"""

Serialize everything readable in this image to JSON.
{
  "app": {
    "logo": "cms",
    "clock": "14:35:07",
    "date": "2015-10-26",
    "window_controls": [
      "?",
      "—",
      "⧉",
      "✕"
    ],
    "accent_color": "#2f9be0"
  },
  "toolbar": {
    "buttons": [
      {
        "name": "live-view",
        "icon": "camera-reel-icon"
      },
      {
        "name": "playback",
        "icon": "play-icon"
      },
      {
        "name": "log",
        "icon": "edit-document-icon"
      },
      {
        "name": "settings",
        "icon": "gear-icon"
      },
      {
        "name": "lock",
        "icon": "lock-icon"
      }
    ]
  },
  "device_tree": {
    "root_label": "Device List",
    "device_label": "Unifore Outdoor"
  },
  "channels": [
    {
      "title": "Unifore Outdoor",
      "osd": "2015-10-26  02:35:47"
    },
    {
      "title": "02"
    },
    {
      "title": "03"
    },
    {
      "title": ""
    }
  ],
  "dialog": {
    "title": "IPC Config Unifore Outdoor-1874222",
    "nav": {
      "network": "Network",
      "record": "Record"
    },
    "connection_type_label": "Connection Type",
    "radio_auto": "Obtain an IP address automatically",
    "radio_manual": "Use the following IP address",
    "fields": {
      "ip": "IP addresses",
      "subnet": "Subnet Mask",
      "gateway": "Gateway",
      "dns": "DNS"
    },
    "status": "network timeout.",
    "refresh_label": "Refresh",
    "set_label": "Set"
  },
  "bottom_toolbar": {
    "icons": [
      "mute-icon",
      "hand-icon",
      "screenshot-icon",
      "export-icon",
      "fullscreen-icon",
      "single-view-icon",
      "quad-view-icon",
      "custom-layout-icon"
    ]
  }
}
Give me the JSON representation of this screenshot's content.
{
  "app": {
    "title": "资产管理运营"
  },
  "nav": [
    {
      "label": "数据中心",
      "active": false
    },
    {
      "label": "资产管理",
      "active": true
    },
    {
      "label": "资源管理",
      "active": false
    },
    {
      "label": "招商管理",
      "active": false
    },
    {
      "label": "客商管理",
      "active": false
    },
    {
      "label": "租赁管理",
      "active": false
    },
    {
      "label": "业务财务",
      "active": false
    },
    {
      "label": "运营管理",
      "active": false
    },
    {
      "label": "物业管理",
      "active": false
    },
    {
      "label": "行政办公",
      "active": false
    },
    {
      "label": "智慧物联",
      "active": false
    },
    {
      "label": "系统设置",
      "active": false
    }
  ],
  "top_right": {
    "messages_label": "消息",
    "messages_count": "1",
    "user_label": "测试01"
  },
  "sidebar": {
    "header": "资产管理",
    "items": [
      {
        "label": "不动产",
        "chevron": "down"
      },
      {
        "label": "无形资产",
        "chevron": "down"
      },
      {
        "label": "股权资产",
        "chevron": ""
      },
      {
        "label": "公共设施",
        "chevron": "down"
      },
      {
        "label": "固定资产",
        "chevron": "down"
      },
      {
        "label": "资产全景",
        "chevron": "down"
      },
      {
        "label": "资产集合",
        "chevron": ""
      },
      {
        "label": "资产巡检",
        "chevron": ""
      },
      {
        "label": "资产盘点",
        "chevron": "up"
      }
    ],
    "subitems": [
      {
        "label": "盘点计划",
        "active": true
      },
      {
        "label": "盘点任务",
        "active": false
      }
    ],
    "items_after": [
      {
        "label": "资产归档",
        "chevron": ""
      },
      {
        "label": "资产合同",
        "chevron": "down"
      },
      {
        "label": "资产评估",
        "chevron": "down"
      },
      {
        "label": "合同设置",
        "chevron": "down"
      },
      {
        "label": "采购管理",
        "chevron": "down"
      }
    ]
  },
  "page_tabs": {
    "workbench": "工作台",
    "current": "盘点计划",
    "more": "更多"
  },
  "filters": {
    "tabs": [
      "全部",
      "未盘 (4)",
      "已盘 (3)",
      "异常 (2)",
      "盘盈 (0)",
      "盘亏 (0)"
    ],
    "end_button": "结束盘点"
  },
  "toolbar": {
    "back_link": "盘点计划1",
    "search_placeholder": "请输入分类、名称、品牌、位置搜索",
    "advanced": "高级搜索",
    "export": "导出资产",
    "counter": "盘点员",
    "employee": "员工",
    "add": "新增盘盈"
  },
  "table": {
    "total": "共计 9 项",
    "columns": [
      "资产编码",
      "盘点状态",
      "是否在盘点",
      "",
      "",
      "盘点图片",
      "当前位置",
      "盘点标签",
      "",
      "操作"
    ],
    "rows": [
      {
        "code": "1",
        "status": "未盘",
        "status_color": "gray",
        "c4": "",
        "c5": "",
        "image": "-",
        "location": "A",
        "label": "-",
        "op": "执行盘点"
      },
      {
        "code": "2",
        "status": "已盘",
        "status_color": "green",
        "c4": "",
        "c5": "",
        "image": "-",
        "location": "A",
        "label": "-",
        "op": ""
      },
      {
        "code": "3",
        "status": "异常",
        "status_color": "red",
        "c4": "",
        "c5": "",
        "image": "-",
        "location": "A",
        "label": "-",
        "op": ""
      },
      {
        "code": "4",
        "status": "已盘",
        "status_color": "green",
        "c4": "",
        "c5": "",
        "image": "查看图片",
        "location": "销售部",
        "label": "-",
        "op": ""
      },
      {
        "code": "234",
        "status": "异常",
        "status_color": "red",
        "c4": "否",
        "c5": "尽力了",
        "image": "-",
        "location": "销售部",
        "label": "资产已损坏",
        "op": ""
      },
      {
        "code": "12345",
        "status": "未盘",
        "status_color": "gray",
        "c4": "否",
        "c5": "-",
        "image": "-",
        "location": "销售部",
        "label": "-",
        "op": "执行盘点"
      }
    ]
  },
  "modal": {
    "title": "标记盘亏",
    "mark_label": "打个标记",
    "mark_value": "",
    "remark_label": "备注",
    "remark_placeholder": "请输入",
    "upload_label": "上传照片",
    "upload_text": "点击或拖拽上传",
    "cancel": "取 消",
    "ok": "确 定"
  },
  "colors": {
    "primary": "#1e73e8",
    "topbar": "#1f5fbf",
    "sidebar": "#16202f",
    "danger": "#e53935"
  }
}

"""

Copy out every line in the listing where the word "title" appears.

      "title": "Unifore Outdoor",
      "title": "02"
      "title": "03"
      "title": ""
    "title": "IPC Config Unifore Outdoor-1874222",
    "title": "资产管理运营"
    "title": "标记盘亏",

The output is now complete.